[Data entries for graphics]
──────────────────────────────

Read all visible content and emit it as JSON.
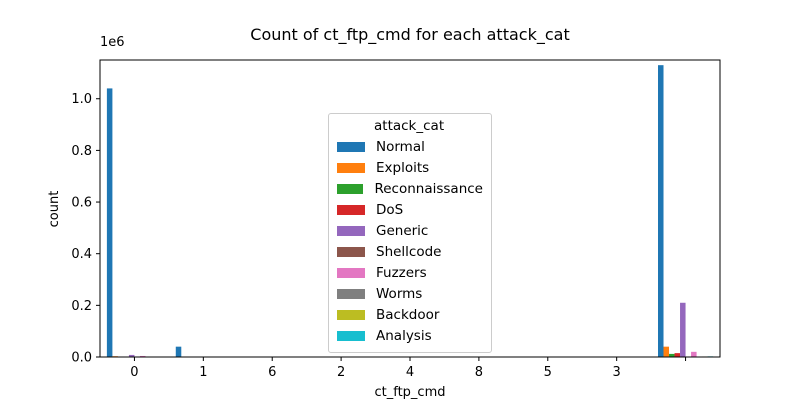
{
  "chart_data": {
    "type": "bar",
    "title": "Count of ct_ftp_cmd for each attack_cat",
    "xlabel": "ct_ftp_cmd",
    "ylabel": "count",
    "y_scale_label": "1e6",
    "categories": [
      "0",
      "1",
      "6",
      "2",
      "4",
      "8",
      "5",
      "3",
      ""
    ],
    "ylim": [
      0,
      1150000
    ],
    "yticks": [
      {
        "value": 0,
        "label": "0.0"
      },
      {
        "value": 200000,
        "label": "0.2"
      },
      {
        "value": 400000,
        "label": "0.4"
      },
      {
        "value": 600000,
        "label": "0.6"
      },
      {
        "value": 800000,
        "label": "0.8"
      },
      {
        "value": 1000000,
        "label": "1.0"
      }
    ],
    "legend": {
      "title": "attack_cat",
      "position": "center"
    },
    "grid": false,
    "series": [
      {
        "name": "Normal",
        "color": "#1f77b4",
        "values": [
          1040000,
          40000,
          100,
          50,
          0,
          0,
          0,
          0,
          1130000
        ]
      },
      {
        "name": "Exploits",
        "color": "#ff7f0e",
        "values": [
          3000,
          0,
          0,
          0,
          0,
          0,
          0,
          0,
          40000
        ]
      },
      {
        "name": "Reconnaissance",
        "color": "#2ca02c",
        "values": [
          500,
          0,
          0,
          0,
          0,
          0,
          0,
          0,
          12000
        ]
      },
      {
        "name": "DoS",
        "color": "#d62728",
        "values": [
          1000,
          0,
          0,
          0,
          0,
          0,
          0,
          0,
          15000
        ]
      },
      {
        "name": "Generic",
        "color": "#9467bd",
        "values": [
          8000,
          0,
          0,
          0,
          0,
          0,
          0,
          0,
          210000
        ]
      },
      {
        "name": "Shellcode",
        "color": "#8c564b",
        "values": [
          500,
          0,
          0,
          0,
          0,
          0,
          0,
          0,
          1500
        ]
      },
      {
        "name": "Fuzzers",
        "color": "#e377c2",
        "values": [
          4000,
          0,
          0,
          0,
          0,
          0,
          0,
          0,
          20000
        ]
      },
      {
        "name": "Worms",
        "color": "#7f7f7f",
        "values": [
          0,
          0,
          0,
          0,
          0,
          0,
          0,
          0,
          200
        ]
      },
      {
        "name": "Backdoor",
        "color": "#bcbd22",
        "values": [
          300,
          0,
          0,
          0,
          0,
          0,
          0,
          0,
          2000
        ]
      },
      {
        "name": "Analysis",
        "color": "#17becf",
        "values": [
          300,
          0,
          0,
          0,
          0,
          0,
          0,
          0,
          2500
        ]
      }
    ]
  }
}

──────────────────────────────

## TASK OBJECTIVE
Check each line of the entries above for the word "name". List the ones that have it.

## OUTPUT OF THE TASK
        "name": "Normal",
        "name": "Exploits",
        "name": "Reconnaissance",
        "name": "DoS",
        "name": "Generic",
        "name": "Shellcode",
        "name": "Fuzzers",
        "name": "Worms",
        "name": "Backdoor",
        "name": "Analysis",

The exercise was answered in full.